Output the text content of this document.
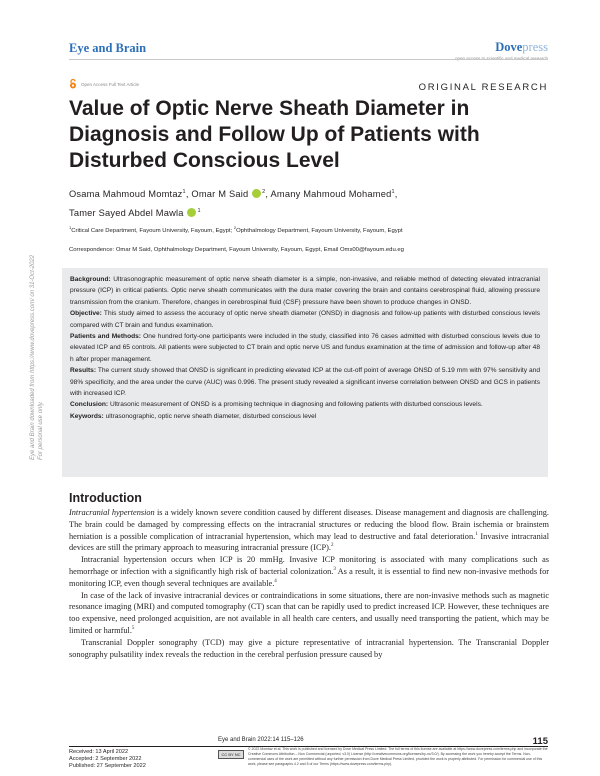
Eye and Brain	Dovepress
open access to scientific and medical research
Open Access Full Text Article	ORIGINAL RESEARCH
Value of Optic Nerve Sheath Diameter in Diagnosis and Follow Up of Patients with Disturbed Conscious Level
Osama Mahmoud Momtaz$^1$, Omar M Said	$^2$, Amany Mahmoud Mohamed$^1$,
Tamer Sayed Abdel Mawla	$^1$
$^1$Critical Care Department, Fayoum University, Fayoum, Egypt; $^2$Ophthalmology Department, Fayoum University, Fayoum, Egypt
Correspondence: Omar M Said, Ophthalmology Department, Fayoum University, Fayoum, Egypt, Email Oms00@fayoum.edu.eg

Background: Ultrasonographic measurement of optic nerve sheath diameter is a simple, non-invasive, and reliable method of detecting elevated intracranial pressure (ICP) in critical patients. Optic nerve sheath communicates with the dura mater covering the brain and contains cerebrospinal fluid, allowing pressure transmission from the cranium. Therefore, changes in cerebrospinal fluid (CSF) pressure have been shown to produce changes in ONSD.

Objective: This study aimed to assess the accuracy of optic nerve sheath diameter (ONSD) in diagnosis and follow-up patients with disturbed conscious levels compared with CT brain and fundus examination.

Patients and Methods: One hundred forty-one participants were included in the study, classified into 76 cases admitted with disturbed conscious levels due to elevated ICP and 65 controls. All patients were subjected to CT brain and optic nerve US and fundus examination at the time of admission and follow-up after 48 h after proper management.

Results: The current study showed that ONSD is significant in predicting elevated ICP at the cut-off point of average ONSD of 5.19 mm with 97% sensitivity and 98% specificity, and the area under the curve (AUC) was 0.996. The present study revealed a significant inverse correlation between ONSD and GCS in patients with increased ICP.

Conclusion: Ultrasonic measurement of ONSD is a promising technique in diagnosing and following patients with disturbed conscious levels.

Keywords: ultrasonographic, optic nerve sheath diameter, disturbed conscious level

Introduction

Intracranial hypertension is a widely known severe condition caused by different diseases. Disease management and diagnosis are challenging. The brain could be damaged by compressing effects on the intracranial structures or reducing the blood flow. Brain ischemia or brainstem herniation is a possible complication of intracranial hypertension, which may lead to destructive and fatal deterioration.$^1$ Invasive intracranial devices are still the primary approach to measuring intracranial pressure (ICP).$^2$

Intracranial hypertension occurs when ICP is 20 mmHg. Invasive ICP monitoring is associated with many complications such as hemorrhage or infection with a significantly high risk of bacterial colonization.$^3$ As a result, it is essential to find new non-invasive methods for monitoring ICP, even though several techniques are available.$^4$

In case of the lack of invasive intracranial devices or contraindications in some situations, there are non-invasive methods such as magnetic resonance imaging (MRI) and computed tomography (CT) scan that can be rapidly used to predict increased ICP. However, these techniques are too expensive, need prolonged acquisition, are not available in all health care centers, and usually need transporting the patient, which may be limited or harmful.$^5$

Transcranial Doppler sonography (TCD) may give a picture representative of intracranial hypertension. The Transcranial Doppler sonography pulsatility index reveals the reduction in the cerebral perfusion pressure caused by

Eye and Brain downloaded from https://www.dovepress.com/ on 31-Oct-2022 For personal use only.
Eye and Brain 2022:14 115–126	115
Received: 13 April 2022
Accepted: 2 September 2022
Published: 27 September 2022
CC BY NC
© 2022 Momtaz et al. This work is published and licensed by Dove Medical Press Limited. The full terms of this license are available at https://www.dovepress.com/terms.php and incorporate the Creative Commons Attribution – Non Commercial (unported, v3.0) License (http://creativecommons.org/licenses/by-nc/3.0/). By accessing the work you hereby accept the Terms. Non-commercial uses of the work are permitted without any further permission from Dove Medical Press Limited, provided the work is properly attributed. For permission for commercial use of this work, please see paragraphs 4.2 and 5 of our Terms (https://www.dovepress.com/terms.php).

Task details -> A word-for-word copy of the records is needed, with no pictures carried over.

Answer section ->
Output the text content of this document.
Eye and Brain	Dovepress
open access to scientific and medical research
Open Access Full Text Article	ORIGINAL RESEARCH
Value of Optic Nerve Sheath Diameter in Diagnosis and Follow Up of Patients with Disturbed Conscious Level
Osama Mahmoud Momtaz$^1$, Omar M Said	$^2$, Amany Mahmoud Mohamed$^1$,
Tamer Sayed Abdel Mawla	$^1$
$^1$Critical Care Department, Fayoum University, Fayoum, Egypt; $^2$Ophthalmology Department, Fayoum University, Fayoum, Egypt
Correspondence: Omar M Said, Ophthalmology Department, Fayoum University, Fayoum, Egypt, Email Oms00@fayoum.edu.eg

Background: Ultrasonographic measurement of optic nerve sheath diameter is a simple, non-invasive, and reliable method of detecting elevated intracranial pressure (ICP) in critical patients. Optic nerve sheath communicates with the dura mater covering the brain and contains cerebrospinal fluid, allowing pressure transmission from the cranium. Therefore, changes in cerebrospinal fluid (CSF) pressure have been shown to produce changes in ONSD.

Objective: This study aimed to assess the accuracy of optic nerve sheath diameter (ONSD) in diagnosis and follow-up patients with disturbed conscious levels compared with CT brain and fundus examination.

Patients and Methods: One hundred forty-one participants were included in the study, classified into 76 cases admitted with disturbed conscious levels due to elevated ICP and 65 controls. All patients were subjected to CT brain and optic nerve US and fundus examination at the time of admission and follow-up after 48 h after proper management.

Results: The current study showed that ONSD is significant in predicting elevated ICP at the cut-off point of average ONSD of 5.19 mm with 97% sensitivity and 98% specificity, and the area under the curve (AUC) was 0.996. The present study revealed a significant inverse correlation between ONSD and GCS in patients with increased ICP.

Conclusion: Ultrasonic measurement of ONSD is a promising technique in diagnosing and following patients with disturbed conscious levels.

Keywords: ultrasonographic, optic nerve sheath diameter, disturbed conscious level

Introduction

Intracranial hypertension is a widely known severe condition caused by different diseases. Disease management and diagnosis are challenging. The brain could be damaged by compressing effects on the intracranial structures or reducing the blood flow. Brain ischemia or brainstem herniation is a possible complication of intracranial hypertension, which may lead to destructive and fatal deterioration.$^1$ Invasive intracranial devices are still the primary approach to measuring intracranial pressure (ICP).$^2$

Intracranial hypertension occurs when ICP is 20 mmHg. Invasive ICP monitoring is associated with many complications such as hemorrhage or infection with a significantly high risk of bacterial colonization.$^3$ As a result, it is essential to find new non-invasive methods for monitoring ICP, even though several techniques are available.$^4$

In case of the lack of invasive intracranial devices or contraindications in some situations, there are non-invasive methods such as magnetic resonance imaging (MRI) and computed tomography (CT) scan that can be rapidly used to predict increased ICP. However, these techniques are too expensive, need prolonged acquisition, are not available in all health care centers, and usually need transporting the patient, which may be limited or harmful.$^5$

Transcranial Doppler sonography (TCD) may give a picture representative of intracranial hypertension. The Transcranial Doppler sonography pulsatility index reveals the reduction in the cerebral perfusion pressure caused by

Eye and Brain downloaded from https://www.dovepress.com/ on 31-Oct-2022 For personal use only.
Eye and Brain 2022:14 115–126	115
Received: 13 April 2022
Accepted: 2 September 2022
Published: 27 September 2022
CC BY NC
© 2022 Momtaz et al. This work is published and licensed by Dove Medical Press Limited. The full terms of this license are available at https://www.dovepress.com/terms.php and incorporate the Creative Commons Attribution – Non Commercial (unported, v3.0) License (http://creativecommons.org/licenses/by-nc/3.0/). By accessing the work you hereby accept the Terms. Non-commercial uses of the work are permitted without any further permission from Dove Medical Press Limited, provided the work is properly attributed. For permission for commercial use of this work, please see paragraphs 4.2 and 5 of our Terms (https://www.dovepress.com/terms.php).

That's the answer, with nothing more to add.